WHAT TO WORK ON →
Pull out every line below that holds the word "Average".

(Data entries for graphics)
# # # # #

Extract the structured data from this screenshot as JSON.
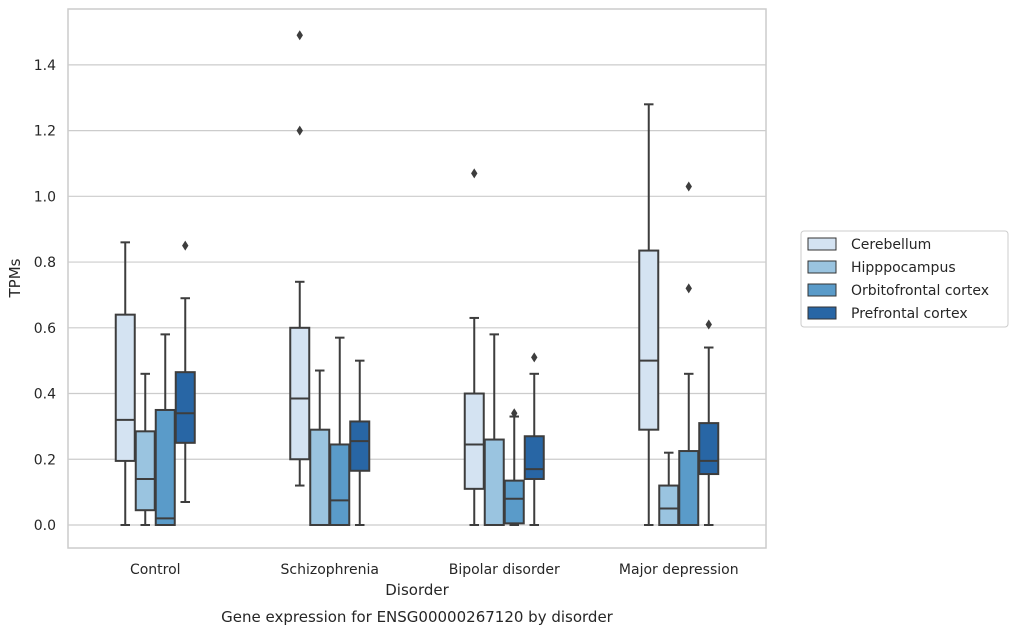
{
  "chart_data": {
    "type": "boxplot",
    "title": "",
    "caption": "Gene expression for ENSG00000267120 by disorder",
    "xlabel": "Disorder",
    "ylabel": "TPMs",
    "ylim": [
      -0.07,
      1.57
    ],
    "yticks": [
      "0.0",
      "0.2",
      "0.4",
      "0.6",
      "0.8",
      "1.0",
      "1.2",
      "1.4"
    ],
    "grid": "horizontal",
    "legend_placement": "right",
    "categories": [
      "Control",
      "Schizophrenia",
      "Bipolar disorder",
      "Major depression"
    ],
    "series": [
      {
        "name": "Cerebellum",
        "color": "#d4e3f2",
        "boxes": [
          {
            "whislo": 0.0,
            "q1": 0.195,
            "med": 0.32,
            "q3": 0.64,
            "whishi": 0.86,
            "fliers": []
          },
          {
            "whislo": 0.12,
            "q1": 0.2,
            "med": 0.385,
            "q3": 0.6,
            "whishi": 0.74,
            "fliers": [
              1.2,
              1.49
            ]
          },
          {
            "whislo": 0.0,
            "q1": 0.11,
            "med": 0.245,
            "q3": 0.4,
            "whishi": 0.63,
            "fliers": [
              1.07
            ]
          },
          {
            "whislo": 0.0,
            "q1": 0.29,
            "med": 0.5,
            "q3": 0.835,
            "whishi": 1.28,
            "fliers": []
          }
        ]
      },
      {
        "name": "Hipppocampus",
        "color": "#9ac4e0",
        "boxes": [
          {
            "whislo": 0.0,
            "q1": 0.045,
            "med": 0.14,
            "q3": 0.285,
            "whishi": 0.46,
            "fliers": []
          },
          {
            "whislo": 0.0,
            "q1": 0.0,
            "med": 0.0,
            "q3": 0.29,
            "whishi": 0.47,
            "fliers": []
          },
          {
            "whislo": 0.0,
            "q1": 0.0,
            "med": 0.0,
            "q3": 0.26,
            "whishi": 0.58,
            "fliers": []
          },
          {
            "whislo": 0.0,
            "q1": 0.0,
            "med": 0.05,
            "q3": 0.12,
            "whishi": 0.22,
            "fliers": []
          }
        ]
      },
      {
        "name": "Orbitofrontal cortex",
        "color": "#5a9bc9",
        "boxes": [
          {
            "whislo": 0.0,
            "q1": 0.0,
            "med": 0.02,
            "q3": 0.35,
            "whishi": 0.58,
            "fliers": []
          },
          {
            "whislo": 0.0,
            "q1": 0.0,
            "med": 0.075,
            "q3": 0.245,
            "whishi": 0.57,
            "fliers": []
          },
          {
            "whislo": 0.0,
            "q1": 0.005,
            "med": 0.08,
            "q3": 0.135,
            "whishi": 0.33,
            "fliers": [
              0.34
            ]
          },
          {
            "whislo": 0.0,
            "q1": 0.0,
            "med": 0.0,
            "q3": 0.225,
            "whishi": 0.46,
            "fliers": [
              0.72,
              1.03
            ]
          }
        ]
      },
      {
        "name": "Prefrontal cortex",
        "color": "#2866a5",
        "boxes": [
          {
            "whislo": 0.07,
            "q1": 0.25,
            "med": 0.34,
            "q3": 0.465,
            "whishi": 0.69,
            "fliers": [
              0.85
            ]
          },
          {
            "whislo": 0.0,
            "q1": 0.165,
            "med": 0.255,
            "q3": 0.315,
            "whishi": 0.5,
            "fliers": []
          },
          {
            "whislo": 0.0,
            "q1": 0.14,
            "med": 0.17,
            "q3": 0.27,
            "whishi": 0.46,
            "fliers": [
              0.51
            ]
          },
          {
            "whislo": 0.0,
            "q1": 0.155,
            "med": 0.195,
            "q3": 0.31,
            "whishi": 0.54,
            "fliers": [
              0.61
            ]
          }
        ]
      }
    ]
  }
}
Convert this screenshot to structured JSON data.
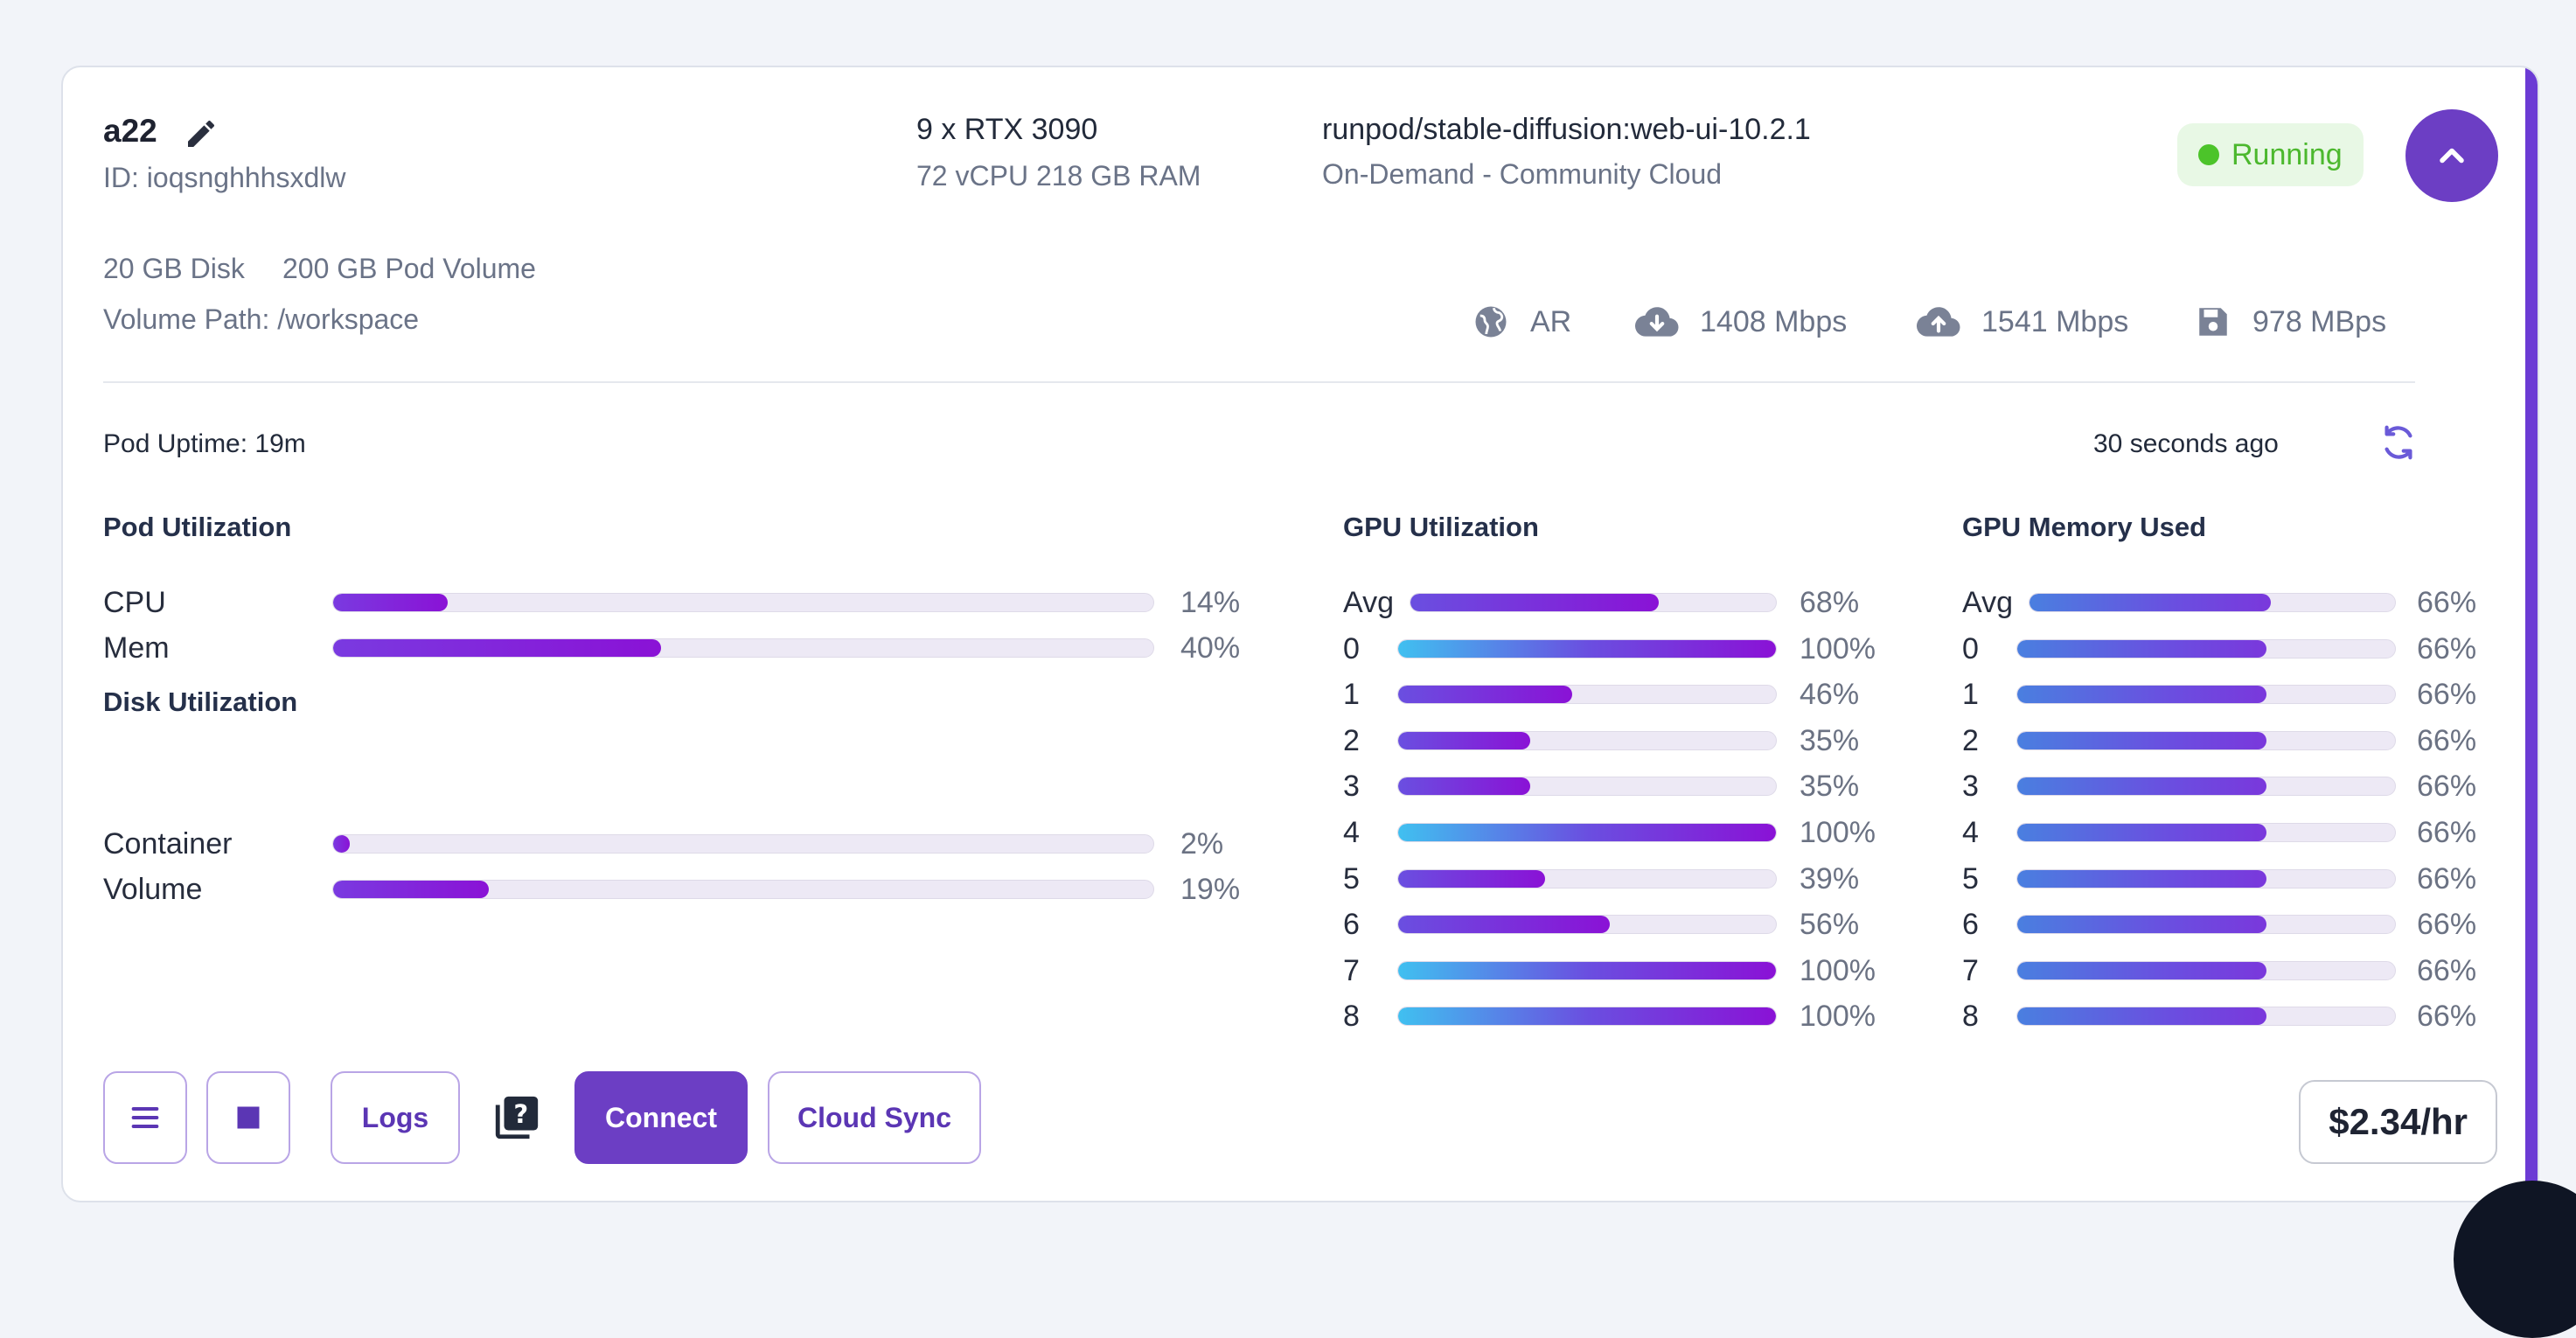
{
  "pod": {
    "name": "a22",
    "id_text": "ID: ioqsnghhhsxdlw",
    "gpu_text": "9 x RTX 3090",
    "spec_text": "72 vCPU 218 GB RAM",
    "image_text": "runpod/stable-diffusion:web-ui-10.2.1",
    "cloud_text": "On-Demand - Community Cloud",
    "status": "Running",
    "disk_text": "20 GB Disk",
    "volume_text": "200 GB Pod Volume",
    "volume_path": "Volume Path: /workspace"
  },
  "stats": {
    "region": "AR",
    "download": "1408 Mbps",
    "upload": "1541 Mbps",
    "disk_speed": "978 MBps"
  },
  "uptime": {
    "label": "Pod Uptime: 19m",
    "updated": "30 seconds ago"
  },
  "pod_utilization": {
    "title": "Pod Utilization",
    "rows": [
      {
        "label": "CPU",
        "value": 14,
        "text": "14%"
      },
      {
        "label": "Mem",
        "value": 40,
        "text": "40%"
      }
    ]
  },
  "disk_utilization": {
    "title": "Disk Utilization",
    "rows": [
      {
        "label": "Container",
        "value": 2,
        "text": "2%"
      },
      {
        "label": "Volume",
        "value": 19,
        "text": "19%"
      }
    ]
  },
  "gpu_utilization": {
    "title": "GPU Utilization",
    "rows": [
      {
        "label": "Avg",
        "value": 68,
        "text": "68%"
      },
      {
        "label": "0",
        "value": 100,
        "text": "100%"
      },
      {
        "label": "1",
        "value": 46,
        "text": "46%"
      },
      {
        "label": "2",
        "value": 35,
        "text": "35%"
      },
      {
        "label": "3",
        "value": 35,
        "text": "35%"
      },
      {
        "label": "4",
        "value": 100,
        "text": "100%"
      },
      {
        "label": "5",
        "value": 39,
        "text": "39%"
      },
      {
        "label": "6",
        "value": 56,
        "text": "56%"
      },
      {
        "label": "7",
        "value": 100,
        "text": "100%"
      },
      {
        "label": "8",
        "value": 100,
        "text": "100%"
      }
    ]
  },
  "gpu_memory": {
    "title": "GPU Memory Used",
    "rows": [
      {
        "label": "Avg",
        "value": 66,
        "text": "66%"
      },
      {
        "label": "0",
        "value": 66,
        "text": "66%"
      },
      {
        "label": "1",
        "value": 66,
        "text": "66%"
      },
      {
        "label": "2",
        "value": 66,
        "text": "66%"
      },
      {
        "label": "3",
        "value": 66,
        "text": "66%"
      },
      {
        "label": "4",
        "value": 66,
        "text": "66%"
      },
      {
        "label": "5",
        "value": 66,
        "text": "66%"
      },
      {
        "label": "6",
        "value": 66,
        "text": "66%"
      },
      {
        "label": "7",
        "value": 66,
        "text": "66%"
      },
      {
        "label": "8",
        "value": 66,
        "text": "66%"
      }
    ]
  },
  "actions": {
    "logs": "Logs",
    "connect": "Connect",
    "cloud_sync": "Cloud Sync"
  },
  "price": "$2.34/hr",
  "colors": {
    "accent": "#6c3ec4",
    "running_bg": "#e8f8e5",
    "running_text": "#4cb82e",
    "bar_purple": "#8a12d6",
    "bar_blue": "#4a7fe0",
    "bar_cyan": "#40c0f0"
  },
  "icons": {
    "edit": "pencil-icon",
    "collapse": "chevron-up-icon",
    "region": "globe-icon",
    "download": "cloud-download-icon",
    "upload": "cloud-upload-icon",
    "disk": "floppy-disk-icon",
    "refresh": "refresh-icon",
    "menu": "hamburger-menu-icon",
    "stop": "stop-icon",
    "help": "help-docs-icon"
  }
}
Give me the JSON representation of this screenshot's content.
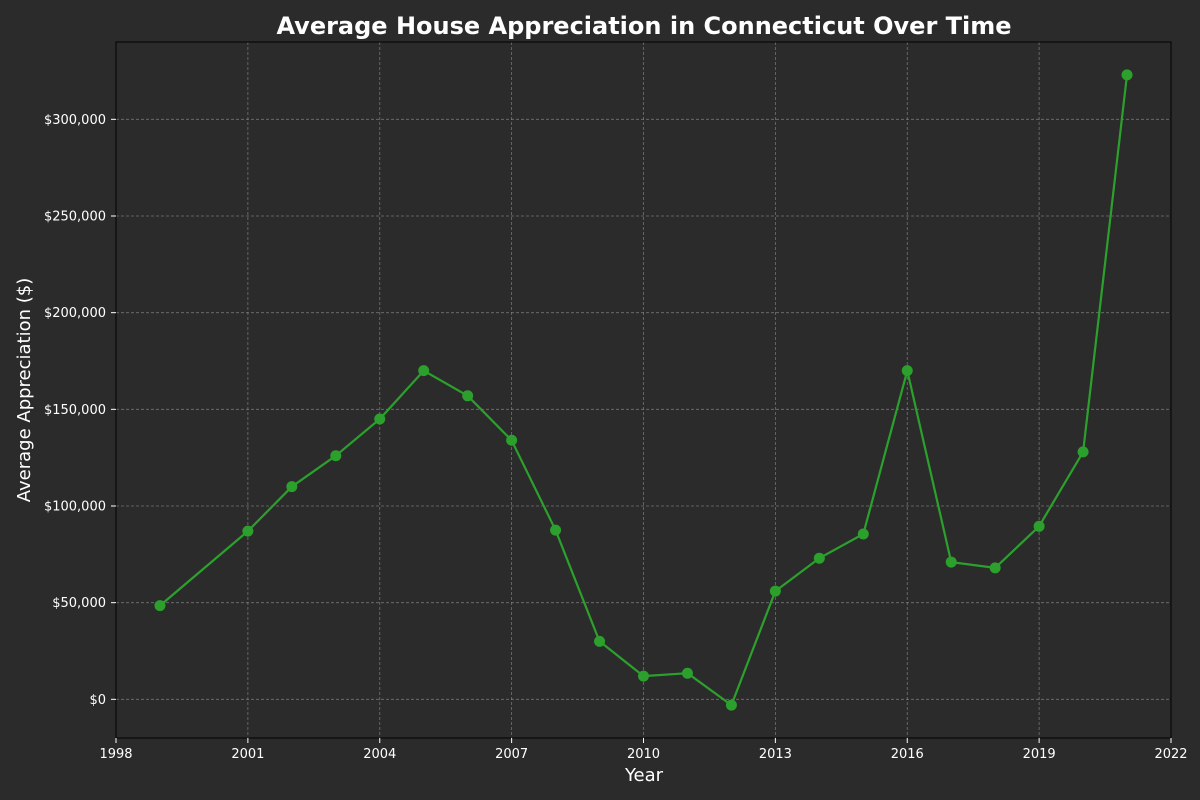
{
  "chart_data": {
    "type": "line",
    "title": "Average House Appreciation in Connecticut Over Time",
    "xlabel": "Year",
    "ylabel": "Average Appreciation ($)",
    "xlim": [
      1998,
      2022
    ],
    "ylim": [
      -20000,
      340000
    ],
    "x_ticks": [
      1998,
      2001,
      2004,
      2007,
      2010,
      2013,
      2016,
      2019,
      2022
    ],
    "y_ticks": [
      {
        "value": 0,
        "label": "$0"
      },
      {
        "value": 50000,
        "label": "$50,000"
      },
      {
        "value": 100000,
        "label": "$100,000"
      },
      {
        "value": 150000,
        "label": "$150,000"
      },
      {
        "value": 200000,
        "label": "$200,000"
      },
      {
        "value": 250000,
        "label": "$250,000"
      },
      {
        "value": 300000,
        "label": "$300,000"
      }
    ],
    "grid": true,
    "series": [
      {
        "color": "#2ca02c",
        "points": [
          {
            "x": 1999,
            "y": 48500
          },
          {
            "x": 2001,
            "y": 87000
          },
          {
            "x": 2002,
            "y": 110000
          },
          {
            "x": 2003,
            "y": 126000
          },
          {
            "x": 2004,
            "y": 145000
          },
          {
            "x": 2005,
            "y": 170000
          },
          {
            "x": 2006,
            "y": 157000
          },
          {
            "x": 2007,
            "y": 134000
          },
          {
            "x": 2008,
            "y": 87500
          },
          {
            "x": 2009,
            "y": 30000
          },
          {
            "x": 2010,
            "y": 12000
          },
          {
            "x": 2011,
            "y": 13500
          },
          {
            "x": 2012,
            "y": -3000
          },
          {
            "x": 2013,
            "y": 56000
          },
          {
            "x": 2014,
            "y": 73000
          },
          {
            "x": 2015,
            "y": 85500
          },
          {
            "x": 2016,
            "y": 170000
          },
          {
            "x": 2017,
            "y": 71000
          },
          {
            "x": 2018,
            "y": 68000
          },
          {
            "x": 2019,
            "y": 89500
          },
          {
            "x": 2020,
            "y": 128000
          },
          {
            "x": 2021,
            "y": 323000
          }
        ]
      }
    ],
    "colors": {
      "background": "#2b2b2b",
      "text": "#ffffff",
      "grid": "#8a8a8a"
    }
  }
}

# # # # #

REPLY →
    "title": "Average House Appreciation in Connecticut Over Time",
    "ylabel": "Average Appreciation ($)",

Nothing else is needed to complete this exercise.